### Task instructions
Retype the listing that follows, exactly as written.

### Data in this exercise
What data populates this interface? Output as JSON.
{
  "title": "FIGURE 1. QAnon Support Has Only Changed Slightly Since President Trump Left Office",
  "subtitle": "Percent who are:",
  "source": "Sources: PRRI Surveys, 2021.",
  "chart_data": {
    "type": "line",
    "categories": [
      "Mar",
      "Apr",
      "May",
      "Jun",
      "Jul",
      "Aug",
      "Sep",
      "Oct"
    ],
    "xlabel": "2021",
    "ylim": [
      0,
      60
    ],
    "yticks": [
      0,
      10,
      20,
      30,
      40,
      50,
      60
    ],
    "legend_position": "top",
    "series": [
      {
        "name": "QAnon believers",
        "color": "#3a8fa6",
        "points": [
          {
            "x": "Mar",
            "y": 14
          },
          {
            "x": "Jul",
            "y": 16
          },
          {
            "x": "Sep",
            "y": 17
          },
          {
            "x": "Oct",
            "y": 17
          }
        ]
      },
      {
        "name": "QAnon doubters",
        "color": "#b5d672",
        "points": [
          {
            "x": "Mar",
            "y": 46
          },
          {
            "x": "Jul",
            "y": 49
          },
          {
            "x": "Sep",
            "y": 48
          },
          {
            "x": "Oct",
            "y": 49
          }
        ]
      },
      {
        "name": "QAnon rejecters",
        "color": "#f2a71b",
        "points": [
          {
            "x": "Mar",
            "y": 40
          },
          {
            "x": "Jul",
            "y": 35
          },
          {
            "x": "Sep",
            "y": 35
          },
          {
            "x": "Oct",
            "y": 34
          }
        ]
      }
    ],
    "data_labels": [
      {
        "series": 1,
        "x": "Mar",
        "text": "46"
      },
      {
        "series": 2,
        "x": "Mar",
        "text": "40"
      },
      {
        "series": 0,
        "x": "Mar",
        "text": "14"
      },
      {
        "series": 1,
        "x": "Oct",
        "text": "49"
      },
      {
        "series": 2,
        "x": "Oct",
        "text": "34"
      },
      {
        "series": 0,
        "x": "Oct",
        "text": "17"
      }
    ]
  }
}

### Response to this task
What data populates this interface? Output as JSON.
{
  "title": "FIGURE 1. QAnon Support Has Only Changed Slightly Since President Trump Left Office",
  "subtitle": "Percent who are:",
  "source": "Sources: PRRI Surveys, 2021.",
  "chart_data": {
    "type": "line",
    "categories": [
      "Mar",
      "Apr",
      "May",
      "Jun",
      "Jul",
      "Aug",
      "Sep",
      "Oct"
    ],
    "xlabel": "2021",
    "ylim": [
      0,
      60
    ],
    "yticks": [
      0,
      10,
      20,
      30,
      40,
      50,
      60
    ],
    "legend_position": "top",
    "series": [
      {
        "name": "QAnon believers",
        "color": "#3a8fa6",
        "points": [
          {
            "x": "Mar",
            "y": 14
          },
          {
            "x": "Jul",
            "y": 16
          },
          {
            "x": "Sep",
            "y": 17
          },
          {
            "x": "Oct",
            "y": 17
          }
        ]
      },
      {
        "name": "QAnon doubters",
        "color": "#b5d672",
        "points": [
          {
            "x": "Mar",
            "y": 46
          },
          {
            "x": "Jul",
            "y": 49
          },
          {
            "x": "Sep",
            "y": 48
          },
          {
            "x": "Oct",
            "y": 49
          }
        ]
      },
      {
        "name": "QAnon rejecters",
        "color": "#f2a71b",
        "points": [
          {
            "x": "Mar",
            "y": 40
          },
          {
            "x": "Jul",
            "y": 35
          },
          {
            "x": "Sep",
            "y": 35
          },
          {
            "x": "Oct",
            "y": 34
          }
        ]
      }
    ],
    "data_labels": [
      {
        "series": 1,
        "x": "Mar",
        "text": "46"
      },
      {
        "series": 2,
        "x": "Mar",
        "text": "40"
      },
      {
        "series": 0,
        "x": "Mar",
        "text": "14"
      },
      {
        "series": 1,
        "x": "Oct",
        "text": "49"
      },
      {
        "series": 2,
        "x": "Oct",
        "text": "34"
      },
      {
        "series": 0,
        "x": "Oct",
        "text": "17"
      }
    ]
  }
}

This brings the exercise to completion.